### REQUIREMENT:
Scan the records below for lines with the word "apply", then state how many you find and nothing else.

### RECORD SET:
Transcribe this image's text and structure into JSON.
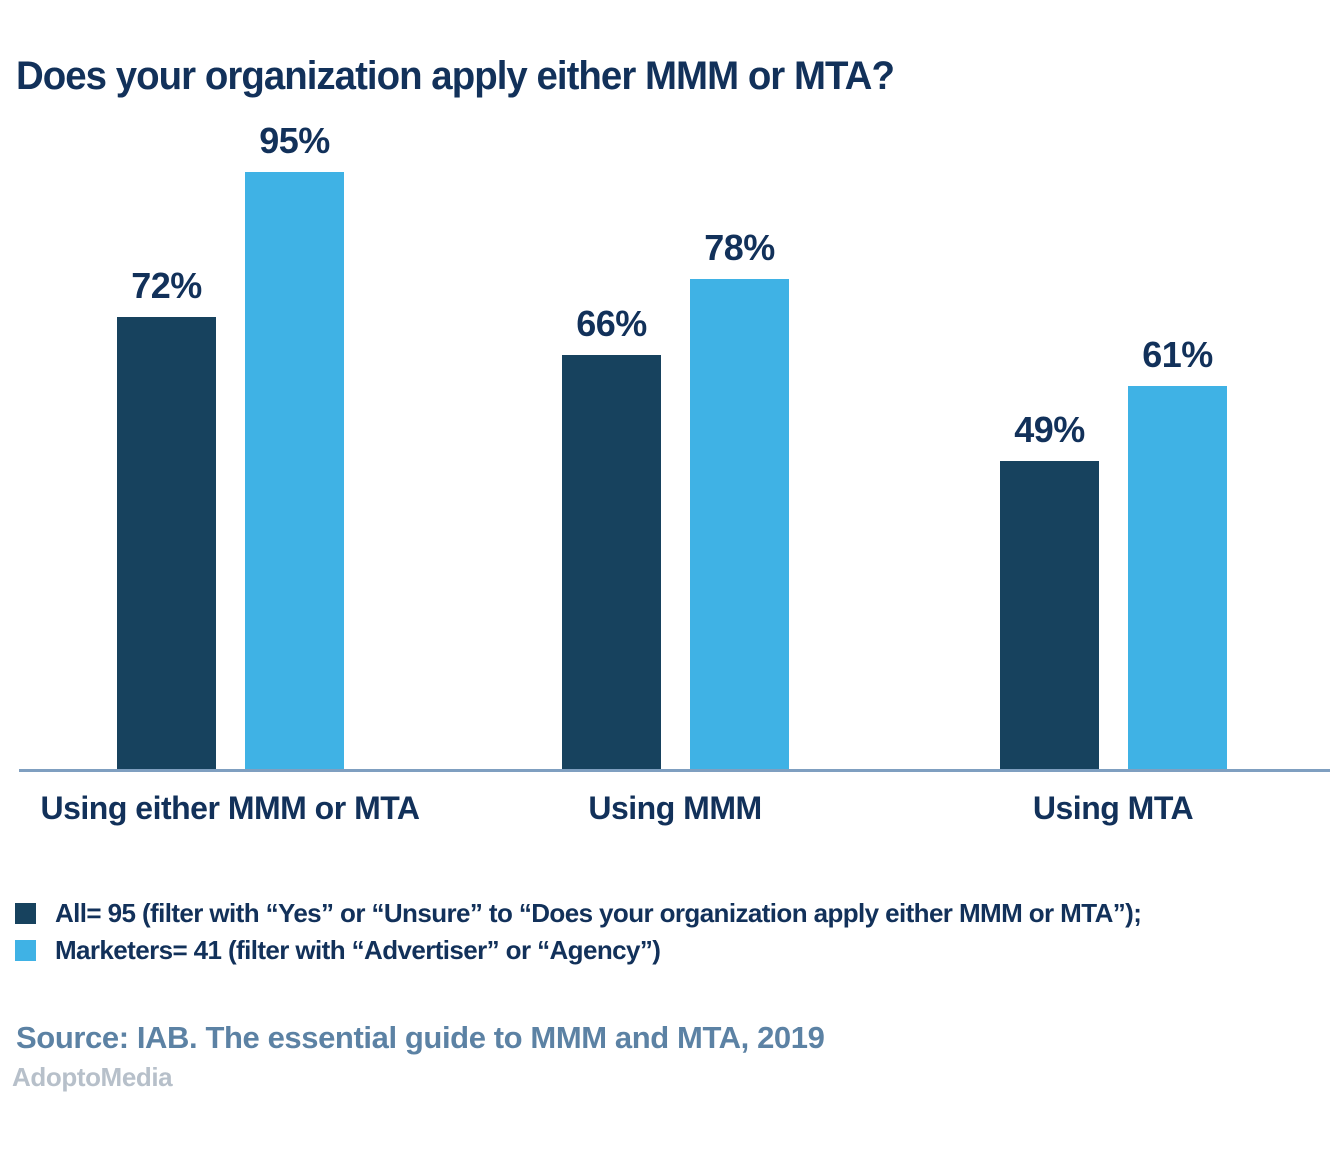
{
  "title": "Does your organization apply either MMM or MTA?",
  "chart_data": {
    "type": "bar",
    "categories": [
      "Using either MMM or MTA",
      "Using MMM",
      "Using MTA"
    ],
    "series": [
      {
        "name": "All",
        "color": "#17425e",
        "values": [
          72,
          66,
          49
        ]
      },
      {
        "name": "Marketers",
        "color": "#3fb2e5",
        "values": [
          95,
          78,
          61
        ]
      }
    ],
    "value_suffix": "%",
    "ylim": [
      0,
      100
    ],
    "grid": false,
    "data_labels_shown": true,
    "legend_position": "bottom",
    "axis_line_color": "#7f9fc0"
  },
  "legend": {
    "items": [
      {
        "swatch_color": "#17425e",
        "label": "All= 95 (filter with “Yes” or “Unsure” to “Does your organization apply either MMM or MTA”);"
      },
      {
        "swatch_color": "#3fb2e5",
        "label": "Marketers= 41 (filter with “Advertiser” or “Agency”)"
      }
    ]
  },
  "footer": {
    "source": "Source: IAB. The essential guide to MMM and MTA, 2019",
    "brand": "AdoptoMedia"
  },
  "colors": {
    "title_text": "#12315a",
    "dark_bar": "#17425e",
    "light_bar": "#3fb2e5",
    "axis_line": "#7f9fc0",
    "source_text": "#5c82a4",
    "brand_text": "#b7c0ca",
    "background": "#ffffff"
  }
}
---
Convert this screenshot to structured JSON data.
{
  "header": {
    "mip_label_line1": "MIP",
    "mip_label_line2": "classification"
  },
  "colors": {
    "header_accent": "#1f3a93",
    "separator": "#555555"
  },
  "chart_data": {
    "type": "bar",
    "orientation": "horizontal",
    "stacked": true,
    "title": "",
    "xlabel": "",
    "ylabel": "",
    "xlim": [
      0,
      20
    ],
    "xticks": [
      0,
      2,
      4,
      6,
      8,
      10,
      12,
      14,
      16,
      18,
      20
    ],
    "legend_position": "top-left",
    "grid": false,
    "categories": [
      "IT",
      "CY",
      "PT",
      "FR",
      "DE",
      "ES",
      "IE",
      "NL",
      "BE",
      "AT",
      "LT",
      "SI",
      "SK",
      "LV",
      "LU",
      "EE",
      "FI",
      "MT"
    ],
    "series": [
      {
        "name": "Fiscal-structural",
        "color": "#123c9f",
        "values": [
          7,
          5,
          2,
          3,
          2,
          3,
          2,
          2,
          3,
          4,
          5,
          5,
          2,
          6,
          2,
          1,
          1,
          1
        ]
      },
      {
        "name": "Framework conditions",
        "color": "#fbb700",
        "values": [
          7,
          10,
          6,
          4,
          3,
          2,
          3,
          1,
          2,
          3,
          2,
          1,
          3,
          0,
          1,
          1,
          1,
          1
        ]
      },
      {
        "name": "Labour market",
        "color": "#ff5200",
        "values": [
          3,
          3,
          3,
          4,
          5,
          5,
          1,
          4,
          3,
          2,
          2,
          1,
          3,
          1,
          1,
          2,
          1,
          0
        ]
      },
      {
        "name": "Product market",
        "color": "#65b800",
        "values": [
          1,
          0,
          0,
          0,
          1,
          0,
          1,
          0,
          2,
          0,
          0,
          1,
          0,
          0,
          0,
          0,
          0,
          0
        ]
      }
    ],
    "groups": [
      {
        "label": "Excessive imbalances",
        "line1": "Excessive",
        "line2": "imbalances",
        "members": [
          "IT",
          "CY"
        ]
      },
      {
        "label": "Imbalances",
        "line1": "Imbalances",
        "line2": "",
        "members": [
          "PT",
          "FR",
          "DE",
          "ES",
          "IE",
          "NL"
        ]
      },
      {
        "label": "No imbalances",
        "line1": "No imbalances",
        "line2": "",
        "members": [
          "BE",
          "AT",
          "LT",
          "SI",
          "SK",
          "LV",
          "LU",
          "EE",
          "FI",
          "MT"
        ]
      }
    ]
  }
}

### SOLUTION:
2